EXERCISE — Scan the data below. Pull out each line where "ylabel" occurs.

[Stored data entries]
----

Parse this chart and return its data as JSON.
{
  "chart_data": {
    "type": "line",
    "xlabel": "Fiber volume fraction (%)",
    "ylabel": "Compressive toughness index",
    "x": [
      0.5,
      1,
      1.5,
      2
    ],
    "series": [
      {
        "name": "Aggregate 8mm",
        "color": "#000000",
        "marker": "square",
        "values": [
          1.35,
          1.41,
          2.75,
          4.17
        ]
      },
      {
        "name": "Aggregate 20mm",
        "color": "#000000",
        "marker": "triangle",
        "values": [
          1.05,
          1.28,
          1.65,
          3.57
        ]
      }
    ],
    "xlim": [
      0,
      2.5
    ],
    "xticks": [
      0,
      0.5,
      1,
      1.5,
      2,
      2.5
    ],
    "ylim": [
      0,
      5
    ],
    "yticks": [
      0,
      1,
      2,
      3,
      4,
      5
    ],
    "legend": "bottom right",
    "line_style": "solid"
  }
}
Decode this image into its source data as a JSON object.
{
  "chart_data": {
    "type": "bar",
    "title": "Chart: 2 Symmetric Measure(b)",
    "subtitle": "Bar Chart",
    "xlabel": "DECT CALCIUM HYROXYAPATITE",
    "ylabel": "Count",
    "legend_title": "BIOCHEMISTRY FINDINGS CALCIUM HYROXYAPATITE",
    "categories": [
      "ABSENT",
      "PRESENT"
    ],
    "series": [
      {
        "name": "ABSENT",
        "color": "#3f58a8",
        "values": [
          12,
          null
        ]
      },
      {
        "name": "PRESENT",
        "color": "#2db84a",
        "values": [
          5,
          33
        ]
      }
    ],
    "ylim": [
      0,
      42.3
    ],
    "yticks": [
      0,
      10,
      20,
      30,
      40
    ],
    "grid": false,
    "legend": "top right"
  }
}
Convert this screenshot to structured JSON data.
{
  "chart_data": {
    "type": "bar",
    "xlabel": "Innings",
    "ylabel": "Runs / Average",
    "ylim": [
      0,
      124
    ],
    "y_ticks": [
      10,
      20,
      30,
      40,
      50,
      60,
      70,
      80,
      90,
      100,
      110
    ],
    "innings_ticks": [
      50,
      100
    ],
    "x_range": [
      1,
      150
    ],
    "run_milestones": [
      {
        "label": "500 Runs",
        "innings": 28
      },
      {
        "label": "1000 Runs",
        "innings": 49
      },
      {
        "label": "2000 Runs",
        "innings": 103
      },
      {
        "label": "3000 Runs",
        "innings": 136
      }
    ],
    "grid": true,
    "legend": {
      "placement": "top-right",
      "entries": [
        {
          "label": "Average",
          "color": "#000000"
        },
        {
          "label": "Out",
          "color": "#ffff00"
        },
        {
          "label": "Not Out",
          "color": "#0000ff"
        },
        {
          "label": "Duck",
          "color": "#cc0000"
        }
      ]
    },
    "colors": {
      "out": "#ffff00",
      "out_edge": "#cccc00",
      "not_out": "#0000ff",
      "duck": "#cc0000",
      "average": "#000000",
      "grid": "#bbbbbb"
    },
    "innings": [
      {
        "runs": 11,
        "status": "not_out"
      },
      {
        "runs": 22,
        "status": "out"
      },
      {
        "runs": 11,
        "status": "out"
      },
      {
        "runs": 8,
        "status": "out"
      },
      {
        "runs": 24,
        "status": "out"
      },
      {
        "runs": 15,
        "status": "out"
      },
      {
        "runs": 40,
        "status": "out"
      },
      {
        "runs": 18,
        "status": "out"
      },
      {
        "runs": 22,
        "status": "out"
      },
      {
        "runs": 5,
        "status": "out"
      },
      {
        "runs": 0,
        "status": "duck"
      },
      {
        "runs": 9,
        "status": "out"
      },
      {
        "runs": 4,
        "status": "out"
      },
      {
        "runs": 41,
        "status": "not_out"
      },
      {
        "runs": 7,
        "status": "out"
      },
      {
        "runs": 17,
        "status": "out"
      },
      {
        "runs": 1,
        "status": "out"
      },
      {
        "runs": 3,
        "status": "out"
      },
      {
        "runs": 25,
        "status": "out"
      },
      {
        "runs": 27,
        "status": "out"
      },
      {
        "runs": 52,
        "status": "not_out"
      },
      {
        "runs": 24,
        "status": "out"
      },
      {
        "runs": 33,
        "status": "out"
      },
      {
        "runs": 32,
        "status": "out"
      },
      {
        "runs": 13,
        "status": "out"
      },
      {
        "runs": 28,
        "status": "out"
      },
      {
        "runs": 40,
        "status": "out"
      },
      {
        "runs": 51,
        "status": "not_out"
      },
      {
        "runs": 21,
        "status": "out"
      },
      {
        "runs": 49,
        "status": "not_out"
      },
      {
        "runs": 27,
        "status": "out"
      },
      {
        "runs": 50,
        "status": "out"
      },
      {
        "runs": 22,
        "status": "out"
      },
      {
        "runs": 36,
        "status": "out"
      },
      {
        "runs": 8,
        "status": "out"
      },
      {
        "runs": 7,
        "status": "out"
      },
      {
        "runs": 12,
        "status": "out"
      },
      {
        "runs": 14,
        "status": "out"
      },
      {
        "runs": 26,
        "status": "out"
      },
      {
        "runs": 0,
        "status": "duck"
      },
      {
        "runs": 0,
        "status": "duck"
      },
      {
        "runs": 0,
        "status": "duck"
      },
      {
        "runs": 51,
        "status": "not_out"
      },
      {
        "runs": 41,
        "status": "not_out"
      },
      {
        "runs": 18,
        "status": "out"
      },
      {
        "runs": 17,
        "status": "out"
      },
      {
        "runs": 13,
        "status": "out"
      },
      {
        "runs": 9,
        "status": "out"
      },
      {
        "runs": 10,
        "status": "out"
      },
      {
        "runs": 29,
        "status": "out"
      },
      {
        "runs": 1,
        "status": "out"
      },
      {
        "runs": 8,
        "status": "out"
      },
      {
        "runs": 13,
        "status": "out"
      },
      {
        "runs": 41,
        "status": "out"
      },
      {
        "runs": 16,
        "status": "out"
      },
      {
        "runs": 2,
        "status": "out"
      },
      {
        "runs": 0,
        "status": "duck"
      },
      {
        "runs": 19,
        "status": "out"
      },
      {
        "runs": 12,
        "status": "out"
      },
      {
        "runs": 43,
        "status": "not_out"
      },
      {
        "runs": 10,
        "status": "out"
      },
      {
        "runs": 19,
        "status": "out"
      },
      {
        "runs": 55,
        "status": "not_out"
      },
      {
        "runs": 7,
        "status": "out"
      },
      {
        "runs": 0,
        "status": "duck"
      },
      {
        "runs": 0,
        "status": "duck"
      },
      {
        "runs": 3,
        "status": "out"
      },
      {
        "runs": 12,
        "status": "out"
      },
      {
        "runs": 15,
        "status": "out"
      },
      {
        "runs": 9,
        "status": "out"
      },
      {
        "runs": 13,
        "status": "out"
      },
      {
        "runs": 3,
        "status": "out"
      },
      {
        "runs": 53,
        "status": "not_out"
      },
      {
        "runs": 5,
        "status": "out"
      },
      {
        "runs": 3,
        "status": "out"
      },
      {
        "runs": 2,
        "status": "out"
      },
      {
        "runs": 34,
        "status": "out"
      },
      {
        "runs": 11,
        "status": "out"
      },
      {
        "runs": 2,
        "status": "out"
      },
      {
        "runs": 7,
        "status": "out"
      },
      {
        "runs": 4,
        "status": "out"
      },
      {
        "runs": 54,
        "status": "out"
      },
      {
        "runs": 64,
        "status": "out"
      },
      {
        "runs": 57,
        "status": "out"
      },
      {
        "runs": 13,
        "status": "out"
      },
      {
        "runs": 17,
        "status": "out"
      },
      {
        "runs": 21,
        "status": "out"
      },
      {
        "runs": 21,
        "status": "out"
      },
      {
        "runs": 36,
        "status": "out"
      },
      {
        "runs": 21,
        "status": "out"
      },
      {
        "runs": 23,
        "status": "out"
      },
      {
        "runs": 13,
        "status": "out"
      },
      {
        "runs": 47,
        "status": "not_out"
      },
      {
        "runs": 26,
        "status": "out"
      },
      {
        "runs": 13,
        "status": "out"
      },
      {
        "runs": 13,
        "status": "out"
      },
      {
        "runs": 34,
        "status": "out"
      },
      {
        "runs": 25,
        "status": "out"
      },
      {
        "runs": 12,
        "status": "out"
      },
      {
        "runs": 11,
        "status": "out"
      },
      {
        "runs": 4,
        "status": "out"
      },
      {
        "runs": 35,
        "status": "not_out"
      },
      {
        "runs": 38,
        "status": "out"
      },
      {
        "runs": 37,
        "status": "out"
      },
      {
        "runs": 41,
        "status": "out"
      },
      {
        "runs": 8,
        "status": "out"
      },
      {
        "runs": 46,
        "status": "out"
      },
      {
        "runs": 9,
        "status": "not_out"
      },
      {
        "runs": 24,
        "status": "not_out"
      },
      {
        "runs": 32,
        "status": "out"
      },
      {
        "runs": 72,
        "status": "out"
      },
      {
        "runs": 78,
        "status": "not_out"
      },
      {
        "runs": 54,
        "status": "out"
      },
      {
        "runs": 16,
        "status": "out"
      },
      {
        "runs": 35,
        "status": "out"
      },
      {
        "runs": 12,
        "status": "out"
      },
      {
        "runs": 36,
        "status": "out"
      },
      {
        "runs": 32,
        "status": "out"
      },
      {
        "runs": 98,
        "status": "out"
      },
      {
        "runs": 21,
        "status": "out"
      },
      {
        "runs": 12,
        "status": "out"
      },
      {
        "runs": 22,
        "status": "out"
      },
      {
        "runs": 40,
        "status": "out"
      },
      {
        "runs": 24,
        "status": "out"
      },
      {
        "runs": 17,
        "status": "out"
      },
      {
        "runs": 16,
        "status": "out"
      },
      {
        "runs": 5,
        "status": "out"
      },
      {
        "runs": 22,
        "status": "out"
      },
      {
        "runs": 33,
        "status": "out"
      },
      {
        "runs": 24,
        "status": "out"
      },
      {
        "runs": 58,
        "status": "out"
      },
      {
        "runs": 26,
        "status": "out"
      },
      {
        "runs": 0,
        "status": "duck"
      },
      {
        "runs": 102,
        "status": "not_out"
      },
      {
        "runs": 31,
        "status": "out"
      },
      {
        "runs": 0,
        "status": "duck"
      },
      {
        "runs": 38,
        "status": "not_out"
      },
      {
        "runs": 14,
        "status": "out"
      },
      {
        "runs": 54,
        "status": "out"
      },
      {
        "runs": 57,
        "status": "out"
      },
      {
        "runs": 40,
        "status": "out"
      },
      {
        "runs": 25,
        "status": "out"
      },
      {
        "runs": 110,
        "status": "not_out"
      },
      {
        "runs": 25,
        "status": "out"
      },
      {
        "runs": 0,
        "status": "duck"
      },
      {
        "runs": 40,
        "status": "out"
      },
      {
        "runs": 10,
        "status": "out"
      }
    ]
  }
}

----

RESPONSE BELOW —
    "ylabel": "Compressive toughness index",
    "ylabel": "Count",
    "ylabel": "Runs / Average",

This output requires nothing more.